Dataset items
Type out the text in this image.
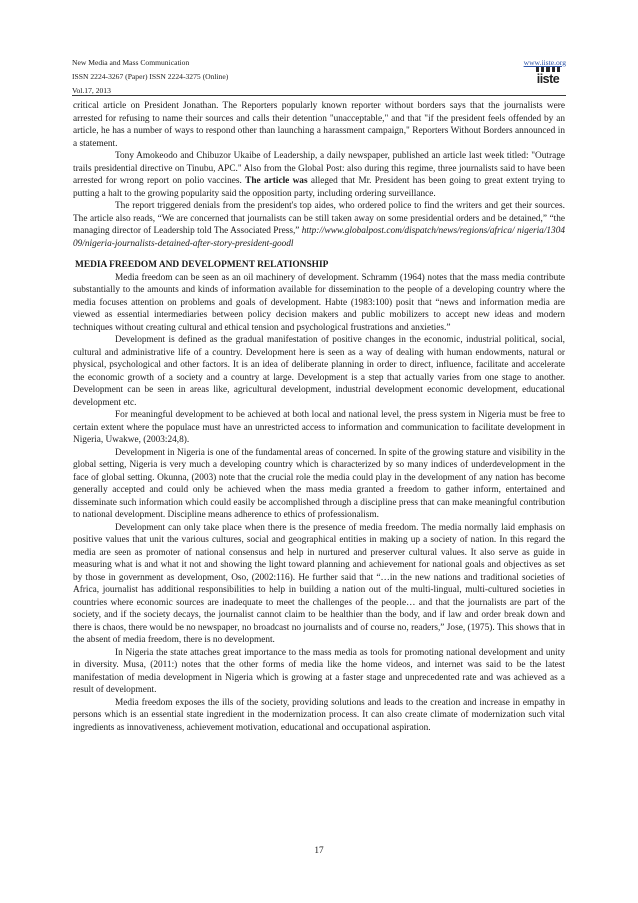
New Media and Mass Communication	www.iiste.org
ISSN 2224-3267 (Paper) ISSN 2224-3275 (Online)
Vol.17, 2013
iiste

critical article on President Jonathan. The Reporters popularly known reporter without borders says that the journalists were arrested for refusing to name their sources and calls their detention "unacceptable," and that "if the president feels offended by an article, he has a number of ways to respond other than launching a harassment campaign," Reporters Without Borders announced in a statement.

Tony Amokeodo and Chibuzor Ukaibe of Leadership, a daily newspaper, published an article last week titled: "Outrage trails presidential directive on Tinubu, APC." Also from the Global Post: also during this regime, three journalists said to have been arrested for wrong report on polio vaccines. The article was alleged that Mr. President has been going to great extent trying to putting a halt to the growing popularity said the opposition party, including ordering surveillance.

The report triggered denials from the president's top aides, who ordered police to find the writers and get their sources. The article also reads, “We are concerned that journalists can be still taken away on some presidential orders and be detained,” “the managing director of Leadership told The Associated Press,” http://www.globalpost.com/dispatch/news/regions/africa/ nigeria/130409/nigeria-journalists-detained-after-story-president-goodl

MEDIA FREEDOM AND DEVELOPMENT RELATIONSHIP

Media freedom can be seen as an oil machinery of development. Schramm (1964) notes that the mass media contribute substantially to the amounts and kinds of information available for dissemination to the people of a developing country where the media focuses attention on problems and goals of development. Habte (1983:100) posit that “news and information media are viewed as essential intermediaries between policy decision makers and public mobilizers to accept new ideas and modern techniques without creating cultural and ethical tension and psychological frustrations and anxieties.”

Development is defined as the gradual manifestation of positive changes in the economic, industrial political, social, cultural and administrative life of a country. Development here is seen as a way of dealing with human endowments, natural or physical, psychological and other factors. It is an idea of deliberate planning in order to direct, influence, facilitate and accelerate the economic growth of a society and a country at large. Development is a step that actually varies from one stage to another. Development can be seen in areas like, agricultural development, industrial development economic development, educational development etc.

For meaningful development to be achieved at both local and national level, the press system in Nigeria must be free to certain extent where the populace must have an unrestricted access to information and communication to facilitate development in Nigeria, Uwakwe, (2003:24,8).

Development in Nigeria is one of the fundamental areas of concerned. In spite of the growing stature and visibility in the global setting, Nigeria is very much a developing country which is characterized by so many indices of underdevelopment in the face of global setting. Okunna, (2003) note that the crucial role the media could play in the development of any nation has become generally accepted and could only be achieved when the mass media granted a freedom to gather inform, entertained and disseminate such information which could easily be accomplished through a discipline press that can make meaningful contribution to national development. Discipline means adherence to ethics of professionalism.

Development can only take place when there is the presence of media freedom. The media normally laid emphasis on positive values that unit the various cultures, social and geographical entities in making up a society of nation. In this regard the media are seen as promoter of national consensus and help in nurtured and preserver cultural values. It also serve as guide in measuring what is and what it not and showing the light toward planning and achievement for national goals and objectives as set by those in government as development, Oso, (2002:116). He further said that “…in the new nations and traditional societies of Africa, journalist has additional responsibilities to help in building a nation out of the multi-lingual, multi-cultured societies in countries where economic sources are inadequate to meet the challenges of the people… and that the journalists are part of the society, and if the society decays, the journalist cannot claim to be healthier than the body, and if law and order break down and there is chaos, there would be no newspaper, no broadcast no journalists and of course no, readers,” Jose, (1975). This shows that in the absent of media freedom, there is no development.

In Nigeria the state attaches great importance to the mass media as tools for promoting national development and unity in diversity. Musa, (2011:) notes that the other forms of media like the home videos, and internet was said to be the latest manifestation of media development in Nigeria which is growing at a faster stage and unprecedented rate and was achieved as a result of development.

Media freedom exposes the ills of the society, providing solutions and leads to the creation and increase in empathy in persons which is an essential state ingredient in the modernization process. It can also create climate of modernization such vital ingredients as innovativeness, achievement motivation, educational and occupational aspiration.

17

> **SHORT TASK**: Copy each line of the listing that includes "iiste".

> **OUTPUT FOR THIS EXERCISE**:
New Media and Mass Communication	www.iiste.org
iiste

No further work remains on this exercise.